Job: Please quote the material exactly, every line of it.

--- Begin Source data ---

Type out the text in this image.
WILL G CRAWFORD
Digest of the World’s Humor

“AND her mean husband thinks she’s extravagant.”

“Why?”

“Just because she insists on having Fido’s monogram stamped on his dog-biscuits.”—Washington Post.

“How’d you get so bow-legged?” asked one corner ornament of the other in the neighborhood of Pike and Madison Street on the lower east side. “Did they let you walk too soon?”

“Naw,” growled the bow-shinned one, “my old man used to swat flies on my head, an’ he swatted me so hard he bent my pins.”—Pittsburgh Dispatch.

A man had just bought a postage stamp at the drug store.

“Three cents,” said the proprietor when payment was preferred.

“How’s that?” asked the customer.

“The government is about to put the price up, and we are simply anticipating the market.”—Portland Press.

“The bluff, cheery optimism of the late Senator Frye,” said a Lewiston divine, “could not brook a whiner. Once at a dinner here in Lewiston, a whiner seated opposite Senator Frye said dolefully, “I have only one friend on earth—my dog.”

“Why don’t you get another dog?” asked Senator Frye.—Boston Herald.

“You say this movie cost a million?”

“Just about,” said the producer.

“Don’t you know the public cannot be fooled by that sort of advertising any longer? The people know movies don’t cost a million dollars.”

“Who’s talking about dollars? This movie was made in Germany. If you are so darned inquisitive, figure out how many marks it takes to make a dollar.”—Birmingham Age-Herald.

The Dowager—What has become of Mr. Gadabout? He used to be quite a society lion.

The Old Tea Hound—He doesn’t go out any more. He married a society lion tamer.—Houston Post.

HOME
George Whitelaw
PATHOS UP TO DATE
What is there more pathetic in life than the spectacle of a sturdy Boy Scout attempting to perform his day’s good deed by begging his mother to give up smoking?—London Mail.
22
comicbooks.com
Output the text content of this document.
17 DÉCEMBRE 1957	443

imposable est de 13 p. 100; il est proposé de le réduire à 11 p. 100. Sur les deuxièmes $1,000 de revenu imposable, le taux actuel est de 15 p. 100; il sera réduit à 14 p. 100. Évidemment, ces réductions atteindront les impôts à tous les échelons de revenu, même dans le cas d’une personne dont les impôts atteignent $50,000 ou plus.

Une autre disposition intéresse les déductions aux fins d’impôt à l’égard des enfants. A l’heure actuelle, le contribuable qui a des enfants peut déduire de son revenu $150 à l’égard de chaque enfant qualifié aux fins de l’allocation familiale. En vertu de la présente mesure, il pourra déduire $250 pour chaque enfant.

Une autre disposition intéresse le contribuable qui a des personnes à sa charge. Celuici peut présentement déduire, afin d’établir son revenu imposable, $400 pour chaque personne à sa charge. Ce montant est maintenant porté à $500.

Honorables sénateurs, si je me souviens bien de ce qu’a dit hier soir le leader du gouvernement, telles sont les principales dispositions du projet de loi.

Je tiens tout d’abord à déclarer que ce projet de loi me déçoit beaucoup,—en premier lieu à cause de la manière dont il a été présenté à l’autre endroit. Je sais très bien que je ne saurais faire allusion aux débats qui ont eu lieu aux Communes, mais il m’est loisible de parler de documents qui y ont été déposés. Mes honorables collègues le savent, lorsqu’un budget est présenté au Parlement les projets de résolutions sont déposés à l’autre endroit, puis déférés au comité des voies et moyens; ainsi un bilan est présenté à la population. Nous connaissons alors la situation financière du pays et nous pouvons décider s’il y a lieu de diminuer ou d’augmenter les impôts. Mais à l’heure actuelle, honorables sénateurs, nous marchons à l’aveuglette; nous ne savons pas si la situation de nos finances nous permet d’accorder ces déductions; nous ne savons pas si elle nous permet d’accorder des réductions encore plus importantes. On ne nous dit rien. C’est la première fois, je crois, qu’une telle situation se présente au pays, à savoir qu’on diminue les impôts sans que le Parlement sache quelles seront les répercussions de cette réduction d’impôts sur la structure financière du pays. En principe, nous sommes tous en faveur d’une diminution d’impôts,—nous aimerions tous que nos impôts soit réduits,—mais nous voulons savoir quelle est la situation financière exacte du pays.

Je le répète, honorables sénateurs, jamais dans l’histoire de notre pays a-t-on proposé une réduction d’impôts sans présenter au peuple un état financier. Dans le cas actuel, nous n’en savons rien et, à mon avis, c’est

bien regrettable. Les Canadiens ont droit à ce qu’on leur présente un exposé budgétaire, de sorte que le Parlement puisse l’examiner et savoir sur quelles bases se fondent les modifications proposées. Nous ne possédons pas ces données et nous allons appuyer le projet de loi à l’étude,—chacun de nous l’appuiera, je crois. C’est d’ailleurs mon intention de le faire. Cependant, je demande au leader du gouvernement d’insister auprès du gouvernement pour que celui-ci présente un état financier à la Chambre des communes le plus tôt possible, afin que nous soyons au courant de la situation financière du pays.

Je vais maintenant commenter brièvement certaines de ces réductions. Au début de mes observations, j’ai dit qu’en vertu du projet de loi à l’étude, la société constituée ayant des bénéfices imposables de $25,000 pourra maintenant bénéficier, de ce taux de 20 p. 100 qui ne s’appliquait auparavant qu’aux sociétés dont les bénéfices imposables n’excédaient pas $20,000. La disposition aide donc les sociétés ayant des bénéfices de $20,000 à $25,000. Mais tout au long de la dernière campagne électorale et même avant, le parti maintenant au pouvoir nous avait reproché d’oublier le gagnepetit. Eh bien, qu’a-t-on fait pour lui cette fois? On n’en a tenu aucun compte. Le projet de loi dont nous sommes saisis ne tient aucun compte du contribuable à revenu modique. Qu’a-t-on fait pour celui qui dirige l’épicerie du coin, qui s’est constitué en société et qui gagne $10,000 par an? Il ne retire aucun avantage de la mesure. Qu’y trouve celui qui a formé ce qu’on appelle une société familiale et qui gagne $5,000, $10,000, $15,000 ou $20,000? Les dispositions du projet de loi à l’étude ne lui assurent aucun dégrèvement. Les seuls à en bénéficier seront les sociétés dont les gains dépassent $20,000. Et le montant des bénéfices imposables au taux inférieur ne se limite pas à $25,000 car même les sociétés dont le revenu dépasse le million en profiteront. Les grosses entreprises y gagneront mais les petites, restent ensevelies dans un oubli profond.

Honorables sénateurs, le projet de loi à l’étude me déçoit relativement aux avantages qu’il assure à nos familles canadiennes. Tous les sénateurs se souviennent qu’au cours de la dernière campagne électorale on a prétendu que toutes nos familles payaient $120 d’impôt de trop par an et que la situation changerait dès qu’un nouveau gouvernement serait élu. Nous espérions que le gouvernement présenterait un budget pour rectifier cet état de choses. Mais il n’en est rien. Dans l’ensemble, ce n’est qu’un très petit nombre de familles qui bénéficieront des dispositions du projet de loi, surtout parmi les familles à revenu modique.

--- End Source data ---

The result:
Type out the text in this image.
WILL G CRAWFORD
Digest of the World’s Humor

“AND her mean husband thinks she’s extravagant.”

“Why?”

“Just because she insists on having Fido’s monogram stamped on his dog-biscuits.”—Washington Post.

“How’d you get so bow-legged?” asked one corner ornament of the other in the neighborhood of Pike and Madison Street on the lower east side. “Did they let you walk too soon?”

“Naw,” growled the bow-shinned one, “my old man used to swat flies on my head, an’ he swatted me so hard he bent my pins.”—Pittsburgh Dispatch.

A man had just bought a postage stamp at the drug store.

“Three cents,” said the proprietor when payment was preferred.

“How’s that?” asked the customer.

“The government is about to put the price up, and we are simply anticipating the market.”—Portland Press.

“The bluff, cheery optimism of the late Senator Frye,” said a Lewiston divine, “could not brook a whiner. Once at a dinner here in Lewiston, a whiner seated opposite Senator Frye said dolefully, “I have only one friend on earth—my dog.”

“Why don’t you get another dog?” asked Senator Frye.—Boston Herald.

“You say this movie cost a million?”

“Just about,” said the producer.

“Don’t you know the public cannot be fooled by that sort of advertising any longer? The people know movies don’t cost a million dollars.”

“Who’s talking about dollars? This movie was made in Germany. If you are so darned inquisitive, figure out how many marks it takes to make a dollar.”—Birmingham Age-Herald.

The Dowager—What has become of Mr. Gadabout? He used to be quite a society lion.

The Old Tea Hound—He doesn’t go out any more. He married a society lion tamer.—Houston Post.

HOME
George Whitelaw
PATHOS UP TO DATE
What is there more pathetic in life than the spectacle of a sturdy Boy Scout attempting to perform his day’s good deed by begging his mother to give up smoking?—London Mail.
22
comicbooks.com
Output the text content of this document.
17 DÉCEMBRE 1957	443

imposable est de 13 p. 100; il est proposé de le réduire à 11 p. 100. Sur les deuxièmes $1,000 de revenu imposable, le taux actuel est de 15 p. 100; il sera réduit à 14 p. 100. Évidemment, ces réductions atteindront les impôts à tous les échelons de revenu, même dans le cas d’une personne dont les impôts atteignent $50,000 ou plus.

Une autre disposition intéresse les déductions aux fins d’impôt à l’égard des enfants. A l’heure actuelle, le contribuable qui a des enfants peut déduire de son revenu $150 à l’égard de chaque enfant qualifié aux fins de l’allocation familiale. En vertu de la présente mesure, il pourra déduire $250 pour chaque enfant.

Une autre disposition intéresse le contribuable qui a des personnes à sa charge. Celuici peut présentement déduire, afin d’établir son revenu imposable, $400 pour chaque personne à sa charge. Ce montant est maintenant porté à $500.

Honorables sénateurs, si je me souviens bien de ce qu’a dit hier soir le leader du gouvernement, telles sont les principales dispositions du projet de loi.

Je tiens tout d’abord à déclarer que ce projet de loi me déçoit beaucoup,—en premier lieu à cause de la manière dont il a été présenté à l’autre endroit. Je sais très bien que je ne saurais faire allusion aux débats qui ont eu lieu aux Communes, mais il m’est loisible de parler de documents qui y ont été déposés. Mes honorables collègues le savent, lorsqu’un budget est présenté au Parlement les projets de résolutions sont déposés à l’autre endroit, puis déférés au comité des voies et moyens; ainsi un bilan est présenté à la population. Nous connaissons alors la situation financière du pays et nous pouvons décider s’il y a lieu de diminuer ou d’augmenter les impôts. Mais à l’heure actuelle, honorables sénateurs, nous marchons à l’aveuglette; nous ne savons pas si la situation de nos finances nous permet d’accorder ces déductions; nous ne savons pas si elle nous permet d’accorder des réductions encore plus importantes. On ne nous dit rien. C’est la première fois, je crois, qu’une telle situation se présente au pays, à savoir qu’on diminue les impôts sans que le Parlement sache quelles seront les répercussions de cette réduction d’impôts sur la structure financière du pays. En principe, nous sommes tous en faveur d’une diminution d’impôts,—nous aimerions tous que nos impôts soit réduits,—mais nous voulons savoir quelle est la situation financière exacte du pays.

Je le répète, honorables sénateurs, jamais dans l’histoire de notre pays a-t-on proposé une réduction d’impôts sans présenter au peuple un état financier. Dans le cas actuel, nous n’en savons rien et, à mon avis, c’est

bien regrettable. Les Canadiens ont droit à ce qu’on leur présente un exposé budgétaire, de sorte que le Parlement puisse l’examiner et savoir sur quelles bases se fondent les modifications proposées. Nous ne possédons pas ces données et nous allons appuyer le projet de loi à l’étude,—chacun de nous l’appuiera, je crois. C’est d’ailleurs mon intention de le faire. Cependant, je demande au leader du gouvernement d’insister auprès du gouvernement pour que celui-ci présente un état financier à la Chambre des communes le plus tôt possible, afin que nous soyons au courant de la situation financière du pays.

Je vais maintenant commenter brièvement certaines de ces réductions. Au début de mes observations, j’ai dit qu’en vertu du projet de loi à l’étude, la société constituée ayant des bénéfices imposables de $25,000 pourra maintenant bénéficier, de ce taux de 20 p. 100 qui ne s’appliquait auparavant qu’aux sociétés dont les bénéfices imposables n’excédaient pas $20,000. La disposition aide donc les sociétés ayant des bénéfices de $20,000 à $25,000. Mais tout au long de la dernière campagne électorale et même avant, le parti maintenant au pouvoir nous avait reproché d’oublier le gagnepetit. Eh bien, qu’a-t-on fait pour lui cette fois? On n’en a tenu aucun compte. Le projet de loi dont nous sommes saisis ne tient aucun compte du contribuable à revenu modique. Qu’a-t-on fait pour celui qui dirige l’épicerie du coin, qui s’est constitué en société et qui gagne $10,000 par an? Il ne retire aucun avantage de la mesure. Qu’y trouve celui qui a formé ce qu’on appelle une société familiale et qui gagne $5,000, $10,000, $15,000 ou $20,000? Les dispositions du projet de loi à l’étude ne lui assurent aucun dégrèvement. Les seuls à en bénéficier seront les sociétés dont les gains dépassent $20,000. Et le montant des bénéfices imposables au taux inférieur ne se limite pas à $25,000 car même les sociétés dont le revenu dépasse le million en profiteront. Les grosses entreprises y gagneront mais les petites, restent ensevelies dans un oubli profond.

Honorables sénateurs, le projet de loi à l’étude me déçoit relativement aux avantages qu’il assure à nos familles canadiennes. Tous les sénateurs se souviennent qu’au cours de la dernière campagne électorale on a prétendu que toutes nos familles payaient $120 d’impôt de trop par an et que la situation changerait dès qu’un nouveau gouvernement serait élu. Nous espérions que le gouvernement présenterait un budget pour rectifier cet état de choses. Mais il n’en est rien. Dans l’ensemble, ce n’est qu’un très petit nombre de familles qui bénéficieront des dispositions du projet de loi, surtout parmi les familles à revenu modique.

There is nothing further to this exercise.